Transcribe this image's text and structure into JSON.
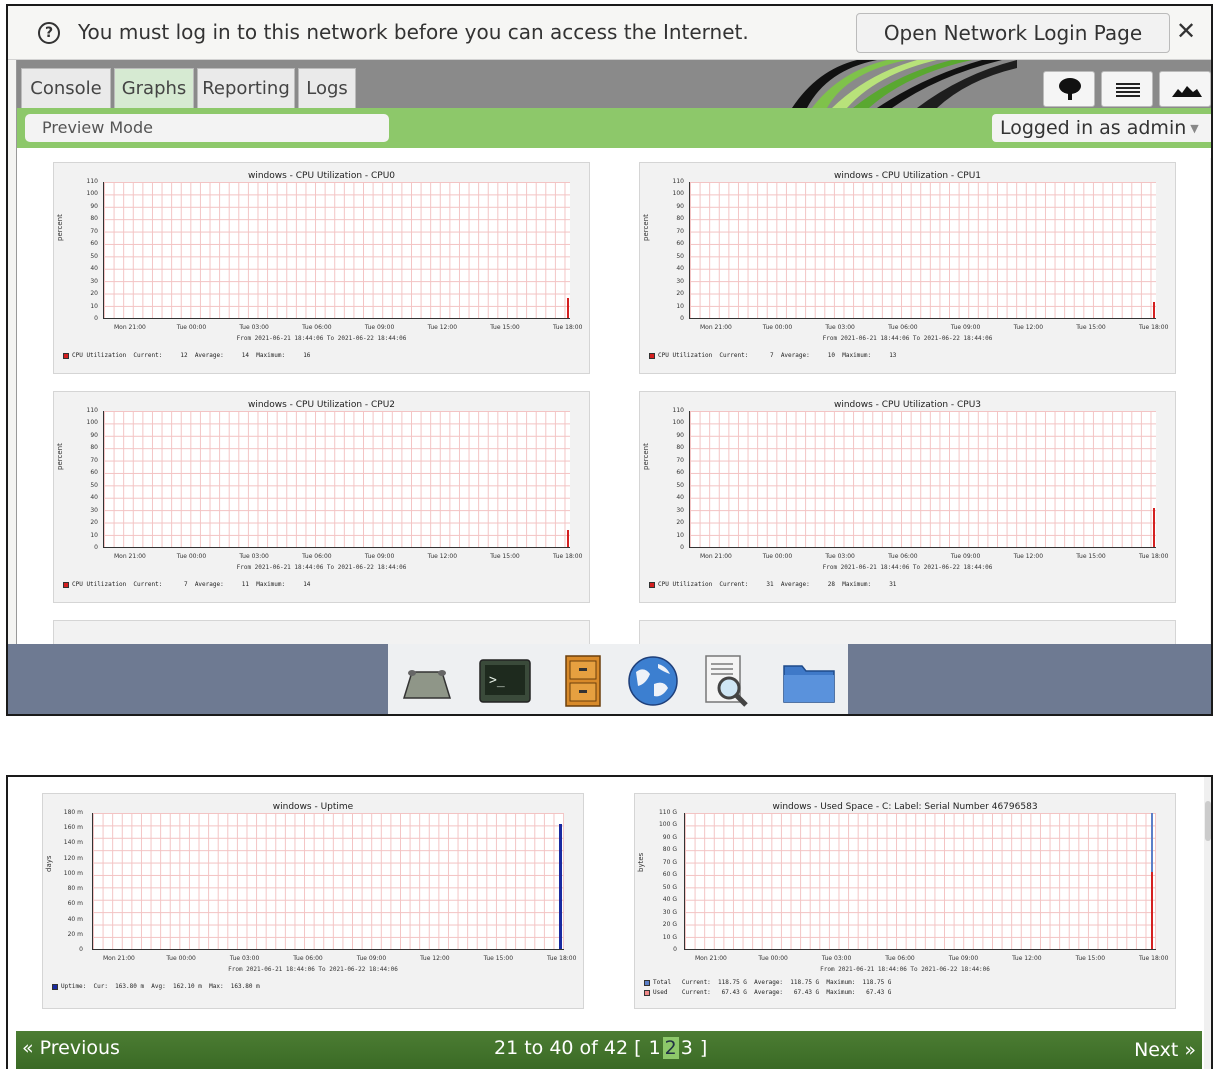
{
  "notification": {
    "message": "You must log in to this network before you can access the Internet.",
    "login_button": "Open Network Login Page",
    "close": "✕"
  },
  "tabs": [
    {
      "label": "Console"
    },
    {
      "label": "Graphs"
    },
    {
      "label": "Reporting"
    },
    {
      "label": "Logs"
    }
  ],
  "toolbar": {
    "preview_mode": "Preview Mode",
    "logged_in": "Logged in as admin"
  },
  "x_ticks": [
    "Mon 21:00",
    "Tue 00:00",
    "Tue 03:00",
    "Tue 06:00",
    "Tue 09:00",
    "Tue 12:00",
    "Tue 15:00",
    "Tue 18:00"
  ],
  "from_to": "From 2021-06-21 18:44:06 To 2021-06-22 18:44:06",
  "graphs": [
    {
      "title": "windows - CPU Utilization - CPU0",
      "ylabel": "percent",
      "legend": "CPU Utilization  Current:     12  Average:     14  Maximum:     16",
      "spike": 16
    },
    {
      "title": "windows - CPU Utilization - CPU1",
      "ylabel": "percent",
      "legend": "CPU Utilization  Current:      7  Average:     10  Maximum:     13",
      "spike": 13
    },
    {
      "title": "windows - CPU Utilization - CPU2",
      "ylabel": "percent",
      "legend": "CPU Utilization  Current:      7  Average:     11  Maximum:     14",
      "spike": 14
    },
    {
      "title": "windows - CPU Utilization - CPU3",
      "ylabel": "percent",
      "legend": "CPU Utilization  Current:     31  Average:     28  Maximum:     31",
      "spike": 31
    }
  ],
  "y_ticks_cpu": [
    "110",
    "100",
    "90",
    "80",
    "70",
    "60",
    "50",
    "40",
    "30",
    "20",
    "10",
    "0"
  ],
  "uptime_graph": {
    "title": "windows - Uptime",
    "ylabel": "days",
    "y_ticks": [
      "180 m",
      "160 m",
      "140 m",
      "120 m",
      "100 m",
      "80 m",
      "60 m",
      "40 m",
      "20 m",
      "0"
    ],
    "legend": "Uptime:  Cur:  163.80 m  Avg:  162.10 m  Max:  163.80 m",
    "value": 163.8
  },
  "space_graph": {
    "title": "windows - Used Space - C: Label:  Serial Number 46796583",
    "ylabel": "bytes",
    "y_ticks": [
      "110 G",
      "100 G",
      "90 G",
      "80 G",
      "70 G",
      "60 G",
      "50 G",
      "40 G",
      "30 G",
      "20 G",
      "10 G",
      "0"
    ],
    "legend_total": "Total   Current:  118.75 G  Average:  118.75 G  Maximum:  118.75 G",
    "legend_used": "Used    Current:   67.43 G  Average:   67.43 G  Maximum:   67.43 G",
    "total": 118.75,
    "used": 67.43
  },
  "pager": {
    "prev": "« Previous",
    "range": "21 to 40 of 42 [",
    "pages": [
      "1",
      "2",
      "3"
    ],
    "close_bracket": "]",
    "next": "Next »"
  },
  "colors": {
    "green_bar": "#8dc86a",
    "pager_green": "#3a6a25",
    "spike_red": "#d42020",
    "uptime_blue": "#1a2aa0"
  },
  "dock_icons": [
    "home-icon",
    "terminal-icon",
    "file-cabinet-icon",
    "globe-icon",
    "document-search-icon",
    "folder-icon"
  ],
  "toolbar_icons": [
    "tree-icon",
    "menu-icon",
    "mountain-chart-icon"
  ]
}
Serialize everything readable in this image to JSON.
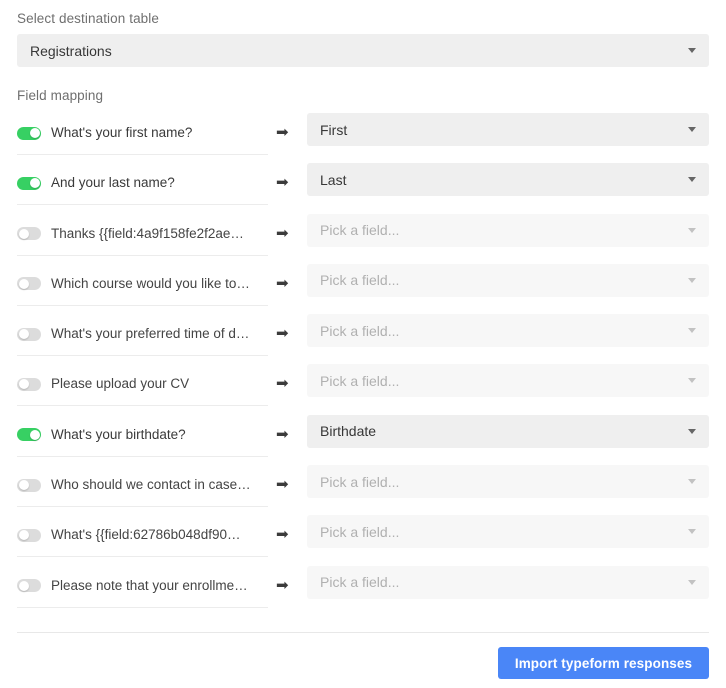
{
  "destination": {
    "label": "Select destination table",
    "selected": "Registrations",
    "caret_icon": "chevron-down-icon"
  },
  "field_mapping": {
    "label": "Field mapping",
    "arrow_icon": "arrow-right-icon",
    "placeholder": "Pick a field...",
    "rows": [
      {
        "enabled": true,
        "question": "What's your first name?",
        "destination": "First"
      },
      {
        "enabled": true,
        "question": "And your last name?",
        "destination": "Last"
      },
      {
        "enabled": false,
        "question": "Thanks {{field:4a9f158fe2f2ae…",
        "destination": "Pick a field..."
      },
      {
        "enabled": false,
        "question": "Which course would you like to…",
        "destination": "Pick a field..."
      },
      {
        "enabled": false,
        "question": "What's your preferred time of d…",
        "destination": "Pick a field..."
      },
      {
        "enabled": false,
        "question": "Please upload your CV",
        "destination": "Pick a field..."
      },
      {
        "enabled": true,
        "question": "What's your birthdate?",
        "destination": "Birthdate"
      },
      {
        "enabled": false,
        "question": "Who should we contact in case…",
        "destination": "Pick a field..."
      },
      {
        "enabled": false,
        "question": "What's {{field:62786b048df90…",
        "destination": "Pick a field..."
      },
      {
        "enabled": false,
        "question": "Please note that your enrollme…",
        "destination": "Pick a field..."
      }
    ]
  },
  "footer": {
    "submit_label": "Import typeform responses"
  },
  "colors": {
    "toggle_on": "#37d063",
    "toggle_off": "#dcdcdc",
    "primary_button": "#4a86f7",
    "select_filled_bg": "#efefef",
    "select_empty_bg": "#f7f7f7"
  }
}
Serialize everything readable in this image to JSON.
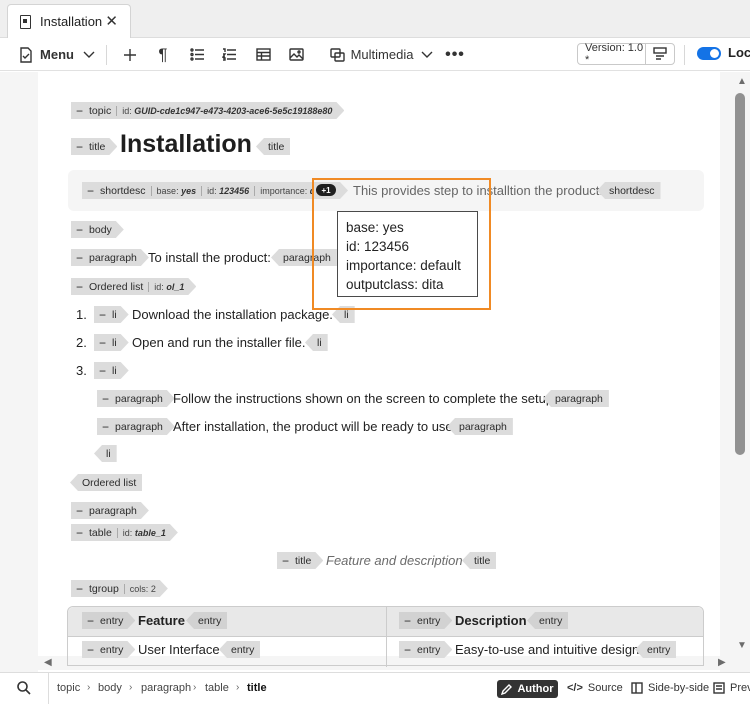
{
  "tab": {
    "title": "Installation"
  },
  "toolbar": {
    "menu_label": "Menu",
    "multimedia_label": "Multimedia",
    "version_label": "Version: 1.0 *",
    "lock_label": "Lock"
  },
  "doc": {
    "topic": {
      "tag": "topic",
      "attr_id": "id:",
      "id_value": "GUID-cde1c947-e473-4203-ace6-5e5c19188e80"
    },
    "title": {
      "open": "title",
      "text": "Installation",
      "close": "title"
    },
    "shortdesc": {
      "tag": "shortdesc",
      "base_label": "base:",
      "base_value": "yes",
      "id_label": "id:",
      "id_value": "123456",
      "importance_label": "importance:",
      "importance_value": "default",
      "more": "+1",
      "text": "This provides step to installtion the product.",
      "close": "shortdesc"
    },
    "tooltip": [
      "base: yes",
      "id: 123456",
      "importance: default",
      "outputclass: dita"
    ],
    "body": "body",
    "p1": {
      "tag": "paragraph",
      "text": "To install the product:",
      "close": "paragraph"
    },
    "ol": {
      "tag": "Ordered list",
      "id_label": "id:",
      "id_value": "ol_1",
      "close": "Ordered list"
    },
    "li1": {
      "num": "1.",
      "tag": "li",
      "text": "Download the installation package.",
      "close": "li"
    },
    "li2": {
      "num": "2.",
      "tag": "li",
      "text": "Open and run the installer file.",
      "close": "li"
    },
    "li3": {
      "num": "3.",
      "tag": "li",
      "close": "li"
    },
    "p2": {
      "tag": "paragraph",
      "text": "Follow the instructions shown on the screen to complete the setup.",
      "close": "paragraph"
    },
    "p3": {
      "tag": "paragraph",
      "text": "After installation, the product will be ready to use.",
      "close": "paragraph"
    },
    "p4": {
      "close": "paragraph"
    },
    "table": {
      "tag": "table",
      "id_label": "id:",
      "id_value": "table_1"
    },
    "table_title": {
      "open": "title",
      "text": "Feature and description",
      "close": "title"
    },
    "tgroup": {
      "tag": "tgroup",
      "cols_label": "cols:",
      "cols_value": "2"
    },
    "thead": [
      {
        "open": "entry",
        "text": "Feature",
        "close": "entry"
      },
      {
        "open": "entry",
        "text": "Description",
        "close": "entry"
      }
    ],
    "row1": [
      {
        "open": "entry",
        "text": "User Interface",
        "close": "entry"
      },
      {
        "open": "entry",
        "text": "Easy-to-use and intuitive design",
        "close": "entry"
      }
    ]
  },
  "breadcrumb": [
    "topic",
    "body",
    "paragraph",
    "table",
    "title"
  ],
  "status": {
    "author": "Author",
    "source": "Source",
    "side_by_side": "Side-by-side",
    "preview": "Preview"
  },
  "colors": {
    "accent": "#1473e6",
    "highlight": "#f08a24",
    "tag_bg": "#dcdcdc"
  }
}
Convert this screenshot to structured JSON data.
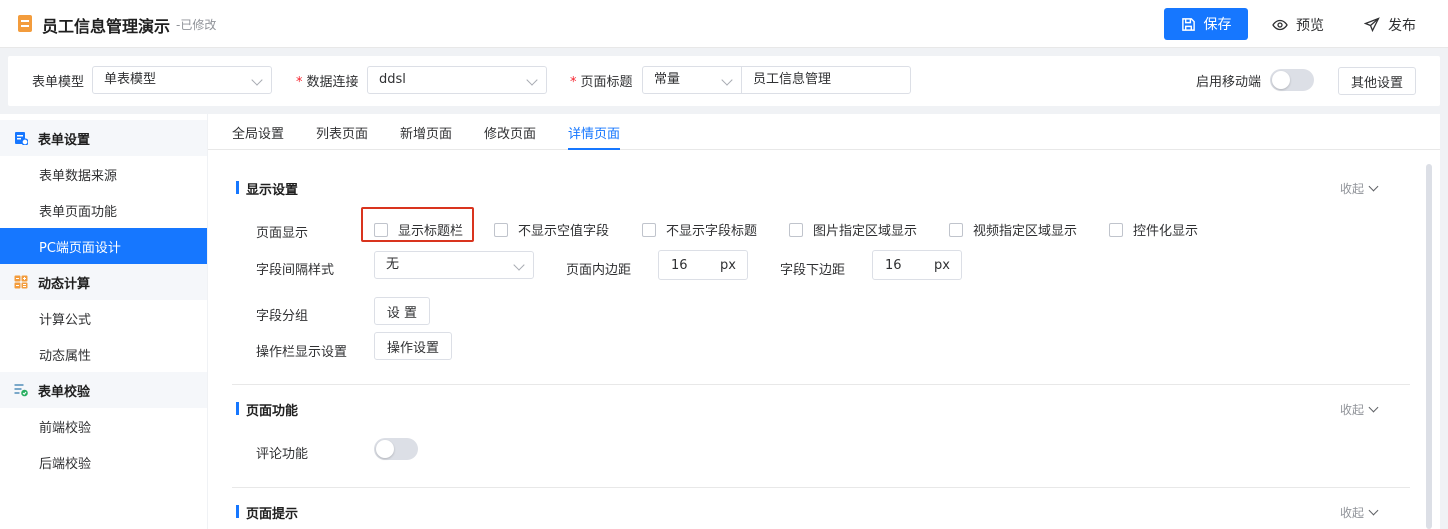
{
  "header": {
    "title": "员工信息管理演示",
    "status": "-已修改",
    "save_label": "保存",
    "preview_label": "预览",
    "publish_label": "发布",
    "brand_color": "#1677ff"
  },
  "toolbar": {
    "form_model_label": "表单模型",
    "form_model_value": "单表模型",
    "data_conn_label": "数据连接",
    "data_conn_value": "ddsl",
    "page_title_label": "页面标题",
    "page_title_type": "常量",
    "page_title_value": "员工信息管理",
    "mobile_label": "启用移动端",
    "other_settings_label": "其他设置"
  },
  "sidebar": {
    "groups": [
      {
        "label": "表单设置",
        "icon": "form-settings-icon",
        "items": [
          "表单数据来源",
          "表单页面功能",
          "PC端页面设计"
        ]
      },
      {
        "label": "动态计算",
        "icon": "calculate-icon",
        "items": [
          "计算公式",
          "动态属性"
        ]
      },
      {
        "label": "表单校验",
        "icon": "validate-icon",
        "items": [
          "前端校验",
          "后端校验"
        ]
      }
    ],
    "active_item": "PC端页面设计"
  },
  "tabs": [
    "全局设置",
    "列表页面",
    "新增页面",
    "修改页面",
    "详情页面"
  ],
  "active_tab": "详情页面",
  "display_section": {
    "title": "显示设置",
    "collapse_label": "收起",
    "page_display_label": "页面显示",
    "checkboxes": [
      "显示标题栏",
      "不显示空值字段",
      "不显示字段标题",
      "图片指定区域显示",
      "视频指定区域显示",
      "控件化显示"
    ],
    "spacing_style_label": "字段间隔样式",
    "spacing_style_value": "无",
    "page_padding_label": "页面内边距",
    "page_padding_value": "16",
    "page_padding_unit": "px",
    "field_margin_label": "字段下边距",
    "field_margin_value": "16",
    "field_margin_unit": "px",
    "field_group_label": "字段分组",
    "field_group_button": "设 置",
    "action_bar_label": "操作栏显示设置",
    "action_bar_button": "操作设置"
  },
  "function_section": {
    "title": "页面功能",
    "collapse_label": "收起",
    "comment_label": "评论功能"
  },
  "hint_section": {
    "title": "页面提示",
    "collapse_label": "收起"
  },
  "highlight_color": "#d9341e"
}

______

**TASK PROMPT:**
State how many lines of the records above contain the word "What", and give only that number.

**ANSWER TO THE TASK:**
4